┌─ Provided entries

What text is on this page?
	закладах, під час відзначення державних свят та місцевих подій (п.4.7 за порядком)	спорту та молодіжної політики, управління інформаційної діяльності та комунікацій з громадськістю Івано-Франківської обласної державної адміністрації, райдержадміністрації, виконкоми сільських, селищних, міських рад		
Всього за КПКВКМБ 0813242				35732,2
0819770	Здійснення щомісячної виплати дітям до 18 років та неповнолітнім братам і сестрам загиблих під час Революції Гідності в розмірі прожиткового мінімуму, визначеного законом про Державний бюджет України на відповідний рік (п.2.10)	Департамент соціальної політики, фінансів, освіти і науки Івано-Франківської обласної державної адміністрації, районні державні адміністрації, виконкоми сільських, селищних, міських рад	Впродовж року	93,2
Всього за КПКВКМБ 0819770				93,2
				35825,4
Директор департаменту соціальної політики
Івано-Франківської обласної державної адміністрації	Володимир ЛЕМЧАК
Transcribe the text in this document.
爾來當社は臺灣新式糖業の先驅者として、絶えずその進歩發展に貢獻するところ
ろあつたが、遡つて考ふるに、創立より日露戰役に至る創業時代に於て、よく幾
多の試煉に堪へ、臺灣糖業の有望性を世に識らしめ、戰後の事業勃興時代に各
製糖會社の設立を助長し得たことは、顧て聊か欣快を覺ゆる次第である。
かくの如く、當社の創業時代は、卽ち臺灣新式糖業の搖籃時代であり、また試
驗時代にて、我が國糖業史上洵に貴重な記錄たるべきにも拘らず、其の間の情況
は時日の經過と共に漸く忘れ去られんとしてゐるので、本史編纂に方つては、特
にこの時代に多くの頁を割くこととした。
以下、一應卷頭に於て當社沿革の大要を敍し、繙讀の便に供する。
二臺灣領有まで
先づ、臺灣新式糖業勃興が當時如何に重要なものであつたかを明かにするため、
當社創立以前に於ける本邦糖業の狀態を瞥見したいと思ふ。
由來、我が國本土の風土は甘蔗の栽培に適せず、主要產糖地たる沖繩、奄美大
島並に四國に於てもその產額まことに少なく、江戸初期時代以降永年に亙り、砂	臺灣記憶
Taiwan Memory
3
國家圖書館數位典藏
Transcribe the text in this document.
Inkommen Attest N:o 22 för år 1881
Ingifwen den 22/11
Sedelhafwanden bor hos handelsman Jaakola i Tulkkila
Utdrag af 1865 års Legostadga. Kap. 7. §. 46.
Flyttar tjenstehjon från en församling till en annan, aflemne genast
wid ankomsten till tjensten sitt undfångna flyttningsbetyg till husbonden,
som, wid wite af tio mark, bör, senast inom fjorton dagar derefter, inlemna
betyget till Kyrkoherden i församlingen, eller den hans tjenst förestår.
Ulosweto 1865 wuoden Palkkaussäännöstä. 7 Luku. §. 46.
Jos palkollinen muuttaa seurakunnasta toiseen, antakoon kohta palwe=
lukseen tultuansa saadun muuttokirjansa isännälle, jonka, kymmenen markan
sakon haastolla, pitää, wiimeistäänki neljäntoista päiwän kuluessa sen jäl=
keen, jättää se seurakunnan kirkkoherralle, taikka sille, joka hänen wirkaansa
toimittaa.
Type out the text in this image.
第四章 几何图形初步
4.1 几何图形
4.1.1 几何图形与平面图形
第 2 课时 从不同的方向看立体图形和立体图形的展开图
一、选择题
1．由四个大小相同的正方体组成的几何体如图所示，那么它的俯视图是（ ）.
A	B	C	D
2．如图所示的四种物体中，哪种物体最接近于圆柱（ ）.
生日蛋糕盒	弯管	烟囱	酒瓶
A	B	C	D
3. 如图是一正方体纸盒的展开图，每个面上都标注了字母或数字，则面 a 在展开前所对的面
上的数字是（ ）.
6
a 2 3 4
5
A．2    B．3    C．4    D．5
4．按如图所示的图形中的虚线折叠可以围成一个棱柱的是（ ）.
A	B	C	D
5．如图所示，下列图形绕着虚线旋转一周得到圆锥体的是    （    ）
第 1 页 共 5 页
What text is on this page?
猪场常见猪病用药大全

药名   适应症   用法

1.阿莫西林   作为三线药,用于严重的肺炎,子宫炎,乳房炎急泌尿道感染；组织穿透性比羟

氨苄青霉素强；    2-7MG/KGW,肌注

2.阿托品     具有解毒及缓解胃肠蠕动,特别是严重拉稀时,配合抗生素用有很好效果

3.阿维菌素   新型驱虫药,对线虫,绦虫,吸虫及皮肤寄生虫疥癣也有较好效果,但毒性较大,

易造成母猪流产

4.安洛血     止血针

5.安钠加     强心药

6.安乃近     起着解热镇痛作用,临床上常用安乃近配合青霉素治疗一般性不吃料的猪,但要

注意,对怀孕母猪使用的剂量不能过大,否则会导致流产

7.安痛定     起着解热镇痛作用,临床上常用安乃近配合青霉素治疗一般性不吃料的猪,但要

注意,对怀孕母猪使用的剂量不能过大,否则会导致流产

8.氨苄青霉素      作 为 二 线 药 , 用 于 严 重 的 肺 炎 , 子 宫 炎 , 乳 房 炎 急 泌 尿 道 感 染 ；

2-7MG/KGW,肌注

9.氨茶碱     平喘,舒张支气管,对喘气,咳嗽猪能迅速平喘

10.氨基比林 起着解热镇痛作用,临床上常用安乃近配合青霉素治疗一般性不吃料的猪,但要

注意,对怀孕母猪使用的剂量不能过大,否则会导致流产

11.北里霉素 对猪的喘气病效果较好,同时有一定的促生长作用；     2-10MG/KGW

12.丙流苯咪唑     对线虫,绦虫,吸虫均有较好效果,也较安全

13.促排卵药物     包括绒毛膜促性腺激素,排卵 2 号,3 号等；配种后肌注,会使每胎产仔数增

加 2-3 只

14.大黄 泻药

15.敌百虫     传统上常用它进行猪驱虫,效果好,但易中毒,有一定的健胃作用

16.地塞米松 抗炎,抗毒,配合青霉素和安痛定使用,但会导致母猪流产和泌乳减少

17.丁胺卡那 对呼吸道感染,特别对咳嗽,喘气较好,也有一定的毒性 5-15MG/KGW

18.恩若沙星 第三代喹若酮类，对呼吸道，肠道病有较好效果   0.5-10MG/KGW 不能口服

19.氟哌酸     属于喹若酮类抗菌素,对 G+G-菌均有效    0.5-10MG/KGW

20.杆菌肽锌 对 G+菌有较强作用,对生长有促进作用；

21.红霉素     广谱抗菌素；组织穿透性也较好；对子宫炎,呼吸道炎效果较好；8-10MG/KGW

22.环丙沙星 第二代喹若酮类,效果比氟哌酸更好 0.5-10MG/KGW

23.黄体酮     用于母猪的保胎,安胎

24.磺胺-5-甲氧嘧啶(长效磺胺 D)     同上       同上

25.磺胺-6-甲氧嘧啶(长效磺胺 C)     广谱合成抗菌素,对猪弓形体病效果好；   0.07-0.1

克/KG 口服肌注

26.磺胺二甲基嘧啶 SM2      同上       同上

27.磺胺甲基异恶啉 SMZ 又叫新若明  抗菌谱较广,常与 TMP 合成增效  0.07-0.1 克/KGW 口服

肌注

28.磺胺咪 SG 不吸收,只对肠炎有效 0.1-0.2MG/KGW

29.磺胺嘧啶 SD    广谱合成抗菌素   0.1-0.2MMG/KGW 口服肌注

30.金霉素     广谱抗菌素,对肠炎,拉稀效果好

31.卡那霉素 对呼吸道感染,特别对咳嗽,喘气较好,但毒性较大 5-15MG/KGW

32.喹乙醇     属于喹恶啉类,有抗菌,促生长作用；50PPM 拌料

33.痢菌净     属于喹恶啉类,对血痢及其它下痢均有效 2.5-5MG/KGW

└─

§ **Work to complete**
Reproduce each entry above exactly, keeping every word.

§ **Task solution**
What text is on this page?
	закладах, під час відзначення державних свят та місцевих подій (п.4.7 за порядком)	спорту та молодіжної політики, управління інформаційної діяльності та комунікацій з громадськістю Івано-Франківської обласної державної адміністрації, райдержадміністрації, виконкоми сільських, селищних, міських рад		
Всього за КПКВКМБ 0813242				35732,2
0819770	Здійснення щомісячної виплати дітям до 18 років та неповнолітнім братам і сестрам загиблих під час Революції Гідності в розмірі прожиткового мінімуму, визначеного законом про Державний бюджет України на відповідний рік (п.2.10)	Департамент соціальної політики, фінансів, освіти і науки Івано-Франківської обласної державної адміністрації, районні державні адміністрації, виконкоми сільських, селищних, міських рад	Впродовж року	93,2
Всього за КПКВКМБ 0819770				93,2
				35825,4
Директор департаменту соціальної політики
Івано-Франківської обласної державної адміністрації	Володимир ЛЕМЧАК
Transcribe the text in this document.
爾來當社は臺灣新式糖業の先驅者として、絶えずその進歩發展に貢獻するところ
ろあつたが、遡つて考ふるに、創立より日露戰役に至る創業時代に於て、よく幾
多の試煉に堪へ、臺灣糖業の有望性を世に識らしめ、戰後の事業勃興時代に各
製糖會社の設立を助長し得たことは、顧て聊か欣快を覺ゆる次第である。
かくの如く、當社の創業時代は、卽ち臺灣新式糖業の搖籃時代であり、また試
驗時代にて、我が國糖業史上洵に貴重な記錄たるべきにも拘らず、其の間の情況
は時日の經過と共に漸く忘れ去られんとしてゐるので、本史編纂に方つては、特
にこの時代に多くの頁を割くこととした。
以下、一應卷頭に於て當社沿革の大要を敍し、繙讀の便に供する。
二臺灣領有まで
先づ、臺灣新式糖業勃興が當時如何に重要なものであつたかを明かにするため、
當社創立以前に於ける本邦糖業の狀態を瞥見したいと思ふ。
由來、我が國本土の風土は甘蔗の栽培に適せず、主要產糖地たる沖繩、奄美大
島並に四國に於てもその產額まことに少なく、江戸初期時代以降永年に亙り、砂	臺灣記憶
Taiwan Memory
3
國家圖書館數位典藏
Transcribe the text in this document.
Inkommen Attest N:o 22 för år 1881
Ingifwen den 22/11
Sedelhafwanden bor hos handelsman Jaakola i Tulkkila
Utdrag af 1865 års Legostadga. Kap. 7. §. 46.
Flyttar tjenstehjon från en församling till en annan, aflemne genast
wid ankomsten till tjensten sitt undfångna flyttningsbetyg till husbonden,
som, wid wite af tio mark, bör, senast inom fjorton dagar derefter, inlemna
betyget till Kyrkoherden i församlingen, eller den hans tjenst förestår.
Ulosweto 1865 wuoden Palkkaussäännöstä. 7 Luku. §. 46.
Jos palkollinen muuttaa seurakunnasta toiseen, antakoon kohta palwe=
lukseen tultuansa saadun muuttokirjansa isännälle, jonka, kymmenen markan
sakon haastolla, pitää, wiimeistäänki neljäntoista päiwän kuluessa sen jäl=
keen, jättää se seurakunnan kirkkoherralle, taikka sille, joka hänen wirkaansa
toimittaa.
Type out the text in this image.
第四章 几何图形初步
4.1 几何图形
4.1.1 几何图形与平面图形
第 2 课时 从不同的方向看立体图形和立体图形的展开图
一、选择题
1．由四个大小相同的正方体组成的几何体如图所示，那么它的俯视图是（ ）.
A	B	C	D
2．如图所示的四种物体中，哪种物体最接近于圆柱（ ）.
生日蛋糕盒	弯管	烟囱	酒瓶
A	B	C	D
3. 如图是一正方体纸盒的展开图，每个面上都标注了字母或数字，则面 a 在展开前所对的面
上的数字是（ ）.
6
a 2 3 4
5
A．2    B．3    C．4    D．5
4．按如图所示的图形中的虚线折叠可以围成一个棱柱的是（ ）.
A	B	C	D
5．如图所示，下列图形绕着虚线旋转一周得到圆锥体的是    （    ）
第 1 页 共 5 页
What text is on this page?
猪场常见猪病用药大全

药名   适应症   用法

1.阿莫西林   作为三线药,用于严重的肺炎,子宫炎,乳房炎急泌尿道感染；组织穿透性比羟

氨苄青霉素强；    2-7MG/KGW,肌注

2.阿托品     具有解毒及缓解胃肠蠕动,特别是严重拉稀时,配合抗生素用有很好效果

3.阿维菌素   新型驱虫药,对线虫,绦虫,吸虫及皮肤寄生虫疥癣也有较好效果,但毒性较大,

易造成母猪流产

4.安洛血     止血针

5.安钠加     强心药

6.安乃近     起着解热镇痛作用,临床上常用安乃近配合青霉素治疗一般性不吃料的猪,但要

注意,对怀孕母猪使用的剂量不能过大,否则会导致流产

7.安痛定     起着解热镇痛作用,临床上常用安乃近配合青霉素治疗一般性不吃料的猪,但要

注意,对怀孕母猪使用的剂量不能过大,否则会导致流产

8.氨苄青霉素      作 为 二 线 药 , 用 于 严 重 的 肺 炎 , 子 宫 炎 , 乳 房 炎 急 泌 尿 道 感 染 ；

2-7MG/KGW,肌注

9.氨茶碱     平喘,舒张支气管,对喘气,咳嗽猪能迅速平喘

10.氨基比林 起着解热镇痛作用,临床上常用安乃近配合青霉素治疗一般性不吃料的猪,但要

注意,对怀孕母猪使用的剂量不能过大,否则会导致流产

11.北里霉素 对猪的喘气病效果较好,同时有一定的促生长作用；     2-10MG/KGW

12.丙流苯咪唑     对线虫,绦虫,吸虫均有较好效果,也较安全

13.促排卵药物     包括绒毛膜促性腺激素,排卵 2 号,3 号等；配种后肌注,会使每胎产仔数增

加 2-3 只

14.大黄 泻药

15.敌百虫     传统上常用它进行猪驱虫,效果好,但易中毒,有一定的健胃作用

16.地塞米松 抗炎,抗毒,配合青霉素和安痛定使用,但会导致母猪流产和泌乳减少

17.丁胺卡那 对呼吸道感染,特别对咳嗽,喘气较好,也有一定的毒性 5-15MG/KGW

18.恩若沙星 第三代喹若酮类，对呼吸道，肠道病有较好效果   0.5-10MG/KGW 不能口服

19.氟哌酸     属于喹若酮类抗菌素,对 G+G-菌均有效    0.5-10MG/KGW

20.杆菌肽锌 对 G+菌有较强作用,对生长有促进作用；

21.红霉素     广谱抗菌素；组织穿透性也较好；对子宫炎,呼吸道炎效果较好；8-10MG/KGW

22.环丙沙星 第二代喹若酮类,效果比氟哌酸更好 0.5-10MG/KGW

23.黄体酮     用于母猪的保胎,安胎

24.磺胺-5-甲氧嘧啶(长效磺胺 D)     同上       同上

25.磺胺-6-甲氧嘧啶(长效磺胺 C)     广谱合成抗菌素,对猪弓形体病效果好；   0.07-0.1

克/KG 口服肌注

26.磺胺二甲基嘧啶 SM2      同上       同上

27.磺胺甲基异恶啉 SMZ 又叫新若明  抗菌谱较广,常与 TMP 合成增效  0.07-0.1 克/KGW 口服

肌注

28.磺胺咪 SG 不吸收,只对肠炎有效 0.1-0.2MG/KGW

29.磺胺嘧啶 SD    广谱合成抗菌素   0.1-0.2MMG/KGW 口服肌注

30.金霉素     广谱抗菌素,对肠炎,拉稀效果好

31.卡那霉素 对呼吸道感染,特别对咳嗽,喘气较好,但毒性较大 5-15MG/KGW

32.喹乙醇     属于喹恶啉类,有抗菌,促生长作用；50PPM 拌料

33.痢菌净     属于喹恶啉类,对血痢及其它下痢均有效 2.5-5MG/KGW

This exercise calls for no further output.